*THE PROBLEM*:
Go through the listing and write out all of it exactly.

━━━━━━━━━━

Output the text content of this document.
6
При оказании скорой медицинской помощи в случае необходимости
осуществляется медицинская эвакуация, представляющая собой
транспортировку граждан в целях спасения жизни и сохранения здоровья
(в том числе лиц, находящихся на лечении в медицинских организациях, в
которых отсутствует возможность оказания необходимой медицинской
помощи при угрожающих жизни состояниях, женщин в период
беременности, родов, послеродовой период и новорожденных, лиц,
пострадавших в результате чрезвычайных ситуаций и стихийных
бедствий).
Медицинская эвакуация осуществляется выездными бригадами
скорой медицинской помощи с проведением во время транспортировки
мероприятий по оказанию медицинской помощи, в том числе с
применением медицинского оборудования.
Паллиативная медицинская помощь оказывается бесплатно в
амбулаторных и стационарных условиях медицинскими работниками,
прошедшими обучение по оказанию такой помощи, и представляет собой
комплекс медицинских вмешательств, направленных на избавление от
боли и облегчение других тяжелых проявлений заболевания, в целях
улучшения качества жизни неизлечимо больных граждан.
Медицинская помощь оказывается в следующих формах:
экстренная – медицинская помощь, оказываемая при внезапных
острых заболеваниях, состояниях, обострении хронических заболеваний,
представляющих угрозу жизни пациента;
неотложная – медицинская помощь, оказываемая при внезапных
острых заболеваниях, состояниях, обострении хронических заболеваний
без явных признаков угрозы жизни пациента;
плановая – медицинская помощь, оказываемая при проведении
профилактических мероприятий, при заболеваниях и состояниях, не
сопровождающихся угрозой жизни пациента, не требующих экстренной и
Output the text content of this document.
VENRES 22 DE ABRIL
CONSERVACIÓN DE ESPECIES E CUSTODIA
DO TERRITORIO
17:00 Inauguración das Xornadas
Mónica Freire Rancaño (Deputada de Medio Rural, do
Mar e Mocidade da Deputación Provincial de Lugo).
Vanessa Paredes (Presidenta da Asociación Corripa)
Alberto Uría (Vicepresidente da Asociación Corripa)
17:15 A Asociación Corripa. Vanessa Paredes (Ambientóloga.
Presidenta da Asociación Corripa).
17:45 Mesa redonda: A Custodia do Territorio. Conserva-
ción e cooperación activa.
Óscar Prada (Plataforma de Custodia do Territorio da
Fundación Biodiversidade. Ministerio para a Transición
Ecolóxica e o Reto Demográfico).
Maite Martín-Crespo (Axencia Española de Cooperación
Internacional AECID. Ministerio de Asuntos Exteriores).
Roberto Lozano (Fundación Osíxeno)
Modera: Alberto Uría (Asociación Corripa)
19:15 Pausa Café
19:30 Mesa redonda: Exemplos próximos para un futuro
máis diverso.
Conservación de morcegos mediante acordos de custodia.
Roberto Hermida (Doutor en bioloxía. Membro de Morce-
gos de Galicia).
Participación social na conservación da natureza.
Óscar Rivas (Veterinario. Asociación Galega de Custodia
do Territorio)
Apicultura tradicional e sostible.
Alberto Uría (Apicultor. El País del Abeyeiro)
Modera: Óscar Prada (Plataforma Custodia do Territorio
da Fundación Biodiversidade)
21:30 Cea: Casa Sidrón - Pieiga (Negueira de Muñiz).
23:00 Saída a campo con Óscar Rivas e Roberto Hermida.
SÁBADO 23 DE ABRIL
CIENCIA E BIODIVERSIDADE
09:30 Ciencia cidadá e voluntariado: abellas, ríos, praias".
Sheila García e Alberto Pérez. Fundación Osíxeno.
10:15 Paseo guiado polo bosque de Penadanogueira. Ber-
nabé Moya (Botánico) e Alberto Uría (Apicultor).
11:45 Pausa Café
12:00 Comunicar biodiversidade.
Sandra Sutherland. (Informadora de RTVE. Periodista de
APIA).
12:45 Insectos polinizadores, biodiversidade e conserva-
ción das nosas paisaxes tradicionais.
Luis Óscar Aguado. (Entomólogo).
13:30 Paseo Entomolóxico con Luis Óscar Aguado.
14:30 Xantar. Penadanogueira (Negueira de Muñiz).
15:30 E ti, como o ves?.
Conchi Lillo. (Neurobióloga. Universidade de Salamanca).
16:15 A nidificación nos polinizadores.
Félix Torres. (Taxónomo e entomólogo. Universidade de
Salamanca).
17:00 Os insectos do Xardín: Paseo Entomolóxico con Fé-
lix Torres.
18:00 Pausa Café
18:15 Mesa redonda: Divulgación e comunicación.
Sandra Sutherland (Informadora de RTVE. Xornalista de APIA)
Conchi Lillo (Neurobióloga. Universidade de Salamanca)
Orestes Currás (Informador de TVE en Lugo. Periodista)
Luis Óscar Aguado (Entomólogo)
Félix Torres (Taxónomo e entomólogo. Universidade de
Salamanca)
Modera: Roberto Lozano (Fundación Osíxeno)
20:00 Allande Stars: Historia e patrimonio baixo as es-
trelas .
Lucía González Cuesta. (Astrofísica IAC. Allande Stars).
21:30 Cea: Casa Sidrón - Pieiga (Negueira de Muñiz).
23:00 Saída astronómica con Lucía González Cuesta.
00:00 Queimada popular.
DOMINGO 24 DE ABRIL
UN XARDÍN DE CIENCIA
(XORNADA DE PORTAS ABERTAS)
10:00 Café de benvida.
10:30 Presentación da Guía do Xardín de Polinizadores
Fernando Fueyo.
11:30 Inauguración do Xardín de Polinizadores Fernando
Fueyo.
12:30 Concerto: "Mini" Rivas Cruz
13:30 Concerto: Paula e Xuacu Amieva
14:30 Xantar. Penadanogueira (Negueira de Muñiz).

━━━━━━━━━━

*THE SOLUTION*:
Output the text content of this document.
6
При оказании скорой медицинской помощи в случае необходимости
осуществляется медицинская эвакуация, представляющая собой
транспортировку граждан в целях спасения жизни и сохранения здоровья
(в том числе лиц, находящихся на лечении в медицинских организациях, в
которых отсутствует возможность оказания необходимой медицинской
помощи при угрожающих жизни состояниях, женщин в период
беременности, родов, послеродовой период и новорожденных, лиц,
пострадавших в результате чрезвычайных ситуаций и стихийных
бедствий).
Медицинская эвакуация осуществляется выездными бригадами
скорой медицинской помощи с проведением во время транспортировки
мероприятий по оказанию медицинской помощи, в том числе с
применением медицинского оборудования.
Паллиативная медицинская помощь оказывается бесплатно в
амбулаторных и стационарных условиях медицинскими работниками,
прошедшими обучение по оказанию такой помощи, и представляет собой
комплекс медицинских вмешательств, направленных на избавление от
боли и облегчение других тяжелых проявлений заболевания, в целях
улучшения качества жизни неизлечимо больных граждан.
Медицинская помощь оказывается в следующих формах:
экстренная – медицинская помощь, оказываемая при внезапных
острых заболеваниях, состояниях, обострении хронических заболеваний,
представляющих угрозу жизни пациента;
неотложная – медицинская помощь, оказываемая при внезапных
острых заболеваниях, состояниях, обострении хронических заболеваний
без явных признаков угрозы жизни пациента;
плановая – медицинская помощь, оказываемая при проведении
профилактических мероприятий, при заболеваниях и состояниях, не
сопровождающихся угрозой жизни пациента, не требующих экстренной и
Output the text content of this document.
VENRES 22 DE ABRIL
CONSERVACIÓN DE ESPECIES E CUSTODIA
DO TERRITORIO
17:00 Inauguración das Xornadas
Mónica Freire Rancaño (Deputada de Medio Rural, do
Mar e Mocidade da Deputación Provincial de Lugo).
Vanessa Paredes (Presidenta da Asociación Corripa)
Alberto Uría (Vicepresidente da Asociación Corripa)
17:15 A Asociación Corripa. Vanessa Paredes (Ambientóloga.
Presidenta da Asociación Corripa).
17:45 Mesa redonda: A Custodia do Territorio. Conserva-
ción e cooperación activa.
Óscar Prada (Plataforma de Custodia do Territorio da
Fundación Biodiversidade. Ministerio para a Transición
Ecolóxica e o Reto Demográfico).
Maite Martín-Crespo (Axencia Española de Cooperación
Internacional AECID. Ministerio de Asuntos Exteriores).
Roberto Lozano (Fundación Osíxeno)
Modera: Alberto Uría (Asociación Corripa)
19:15 Pausa Café
19:30 Mesa redonda: Exemplos próximos para un futuro
máis diverso.
Conservación de morcegos mediante acordos de custodia.
Roberto Hermida (Doutor en bioloxía. Membro de Morce-
gos de Galicia).
Participación social na conservación da natureza.
Óscar Rivas (Veterinario. Asociación Galega de Custodia
do Territorio)
Apicultura tradicional e sostible.
Alberto Uría (Apicultor. El País del Abeyeiro)
Modera: Óscar Prada (Plataforma Custodia do Territorio
da Fundación Biodiversidade)
21:30 Cea: Casa Sidrón - Pieiga (Negueira de Muñiz).
23:00 Saída a campo con Óscar Rivas e Roberto Hermida.
SÁBADO 23 DE ABRIL
CIENCIA E BIODIVERSIDADE
09:30 Ciencia cidadá e voluntariado: abellas, ríos, praias".
Sheila García e Alberto Pérez. Fundación Osíxeno.
10:15 Paseo guiado polo bosque de Penadanogueira. Ber-
nabé Moya (Botánico) e Alberto Uría (Apicultor).
11:45 Pausa Café
12:00 Comunicar biodiversidade.
Sandra Sutherland. (Informadora de RTVE. Periodista de
APIA).
12:45 Insectos polinizadores, biodiversidade e conserva-
ción das nosas paisaxes tradicionais.
Luis Óscar Aguado. (Entomólogo).
13:30 Paseo Entomolóxico con Luis Óscar Aguado.
14:30 Xantar. Penadanogueira (Negueira de Muñiz).
15:30 E ti, como o ves?.
Conchi Lillo. (Neurobióloga. Universidade de Salamanca).
16:15 A nidificación nos polinizadores.
Félix Torres. (Taxónomo e entomólogo. Universidade de
Salamanca).
17:00 Os insectos do Xardín: Paseo Entomolóxico con Fé-
lix Torres.
18:00 Pausa Café
18:15 Mesa redonda: Divulgación e comunicación.
Sandra Sutherland (Informadora de RTVE. Xornalista de APIA)
Conchi Lillo (Neurobióloga. Universidade de Salamanca)
Orestes Currás (Informador de TVE en Lugo. Periodista)
Luis Óscar Aguado (Entomólogo)
Félix Torres (Taxónomo e entomólogo. Universidade de
Salamanca)
Modera: Roberto Lozano (Fundación Osíxeno)
20:00 Allande Stars: Historia e patrimonio baixo as es-
trelas .
Lucía González Cuesta. (Astrofísica IAC. Allande Stars).
21:30 Cea: Casa Sidrón - Pieiga (Negueira de Muñiz).
23:00 Saída astronómica con Lucía González Cuesta.
00:00 Queimada popular.
DOMINGO 24 DE ABRIL
UN XARDÍN DE CIENCIA
(XORNADA DE PORTAS ABERTAS)
10:00 Café de benvida.
10:30 Presentación da Guía do Xardín de Polinizadores
Fernando Fueyo.
11:30 Inauguración do Xardín de Polinizadores Fernando
Fueyo.
12:30 Concerto: "Mini" Rivas Cruz
13:30 Concerto: Paula e Xuacu Amieva
14:30 Xantar. Penadanogueira (Negueira de Muñiz).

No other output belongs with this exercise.